# Records supplied

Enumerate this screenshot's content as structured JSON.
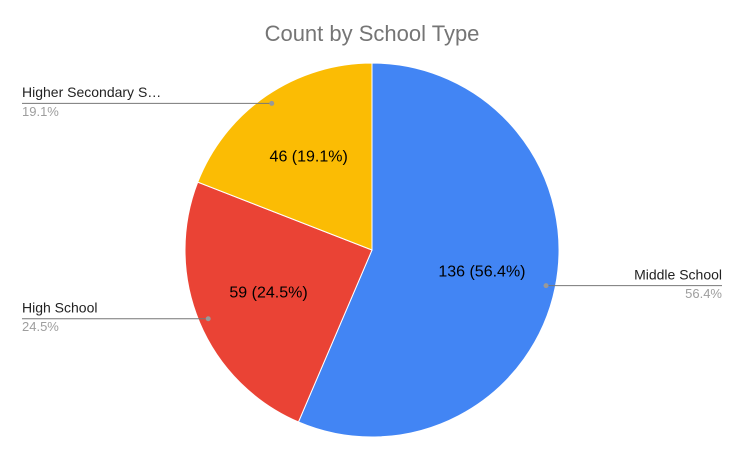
{
  "chart_data": {
    "type": "pie",
    "title": "Count by School Type",
    "categories": [
      "Middle School",
      "High School",
      "Higher Secondary S…"
    ],
    "values": [
      136,
      59,
      46
    ],
    "value_labels": [
      "136 (56.4%)",
      "59 (24.5%)",
      "46 (19.1%)"
    ],
    "percent_labels": [
      "56.4%",
      "24.5%",
      "19.1%"
    ],
    "colors": [
      "#4285f4",
      "#ea4335",
      "#fbbc04"
    ]
  }
}
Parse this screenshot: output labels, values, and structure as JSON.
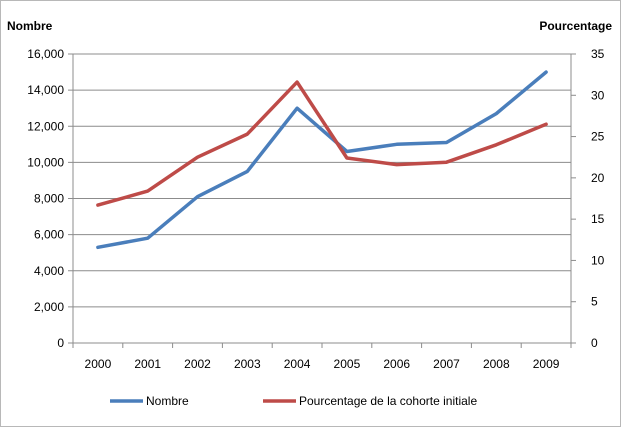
{
  "chart_data": {
    "type": "line",
    "title": "",
    "xlabel": "",
    "ylabel": "Nombre",
    "y2label": "Pourcentage",
    "categories": [
      "2000",
      "2001",
      "2002",
      "2003",
      "2004",
      "2005",
      "2006",
      "2007",
      "2008",
      "2009"
    ],
    "ylim": [
      0,
      16000
    ],
    "yticks": [
      0,
      2000,
      4000,
      6000,
      8000,
      10000,
      12000,
      14000,
      16000
    ],
    "ytick_labels": [
      "0",
      "2,000",
      "4,000",
      "6,000",
      "8,000",
      "10,000",
      "12,000",
      "14,000",
      "16,000"
    ],
    "y2lim": [
      0,
      35
    ],
    "y2ticks": [
      0,
      5,
      10,
      15,
      20,
      25,
      30,
      35
    ],
    "y2tick_labels": [
      "0",
      "5",
      "10",
      "15",
      "20",
      "25",
      "30",
      "35"
    ],
    "grid": true,
    "legend_position": "bottom",
    "series": [
      {
        "name": "Nombre",
        "axis": "left",
        "color": "#4a7ebb",
        "values": [
          5300,
          5800,
          8100,
          9500,
          13000,
          10600,
          11000,
          11100,
          12700,
          15000
        ]
      },
      {
        "name": "Pourcentage de la cohorte initiale",
        "axis": "right",
        "color": "#be4b48",
        "values": [
          16.7,
          18.4,
          22.5,
          25.3,
          31.6,
          22.4,
          21.6,
          21.9,
          24.0,
          26.5
        ]
      }
    ]
  }
}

# Given instruction
Copy every record character for character. Skip the pictures.

# Completed task
Enumerate this screenshot's content as structured JSON.
{
  "chart_data": {
    "type": "pie",
    "title": "Count by School Type",
    "categories": [
      "Middle School",
      "High School",
      "Higher Secondary S…"
    ],
    "values": [
      136,
      59,
      46
    ],
    "value_labels": [
      "136 (56.4%)",
      "59 (24.5%)",
      "46 (19.1%)"
    ],
    "percent_labels": [
      "56.4%",
      "24.5%",
      "19.1%"
    ],
    "colors": [
      "#4285f4",
      "#ea4335",
      "#fbbc04"
    ]
  }
}
Parse this screenshot: output labels, values, and structure as JSON.
{
  "chart_data": {
    "type": "line",
    "title": "",
    "xlabel": "",
    "ylabel": "Nombre",
    "y2label": "Pourcentage",
    "categories": [
      "2000",
      "2001",
      "2002",
      "2003",
      "2004",
      "2005",
      "2006",
      "2007",
      "2008",
      "2009"
    ],
    "ylim": [
      0,
      16000
    ],
    "yticks": [
      0,
      2000,
      4000,
      6000,
      8000,
      10000,
      12000,
      14000,
      16000
    ],
    "ytick_labels": [
      "0",
      "2,000",
      "4,000",
      "6,000",
      "8,000",
      "10,000",
      "12,000",
      "14,000",
      "16,000"
    ],
    "y2lim": [
      0,
      35
    ],
    "y2ticks": [
      0,
      5,
      10,
      15,
      20,
      25,
      30,
      35
    ],
    "y2tick_labels": [
      "0",
      "5",
      "10",
      "15",
      "20",
      "25",
      "30",
      "35"
    ],
    "grid": true,
    "legend_position": "bottom",
    "series": [
      {
        "name": "Nombre",
        "axis": "left",
        "color": "#4a7ebb",
        "values": [
          5300,
          5800,
          8100,
          9500,
          13000,
          10600,
          11000,
          11100,
          12700,
          15000
        ]
      },
      {
        "name": "Pourcentage de la cohorte initiale",
        "axis": "right",
        "color": "#be4b48",
        "values": [
          16.7,
          18.4,
          22.5,
          25.3,
          31.6,
          22.4,
          21.6,
          21.9,
          24.0,
          26.5
        ]
      }
    ]
  }
}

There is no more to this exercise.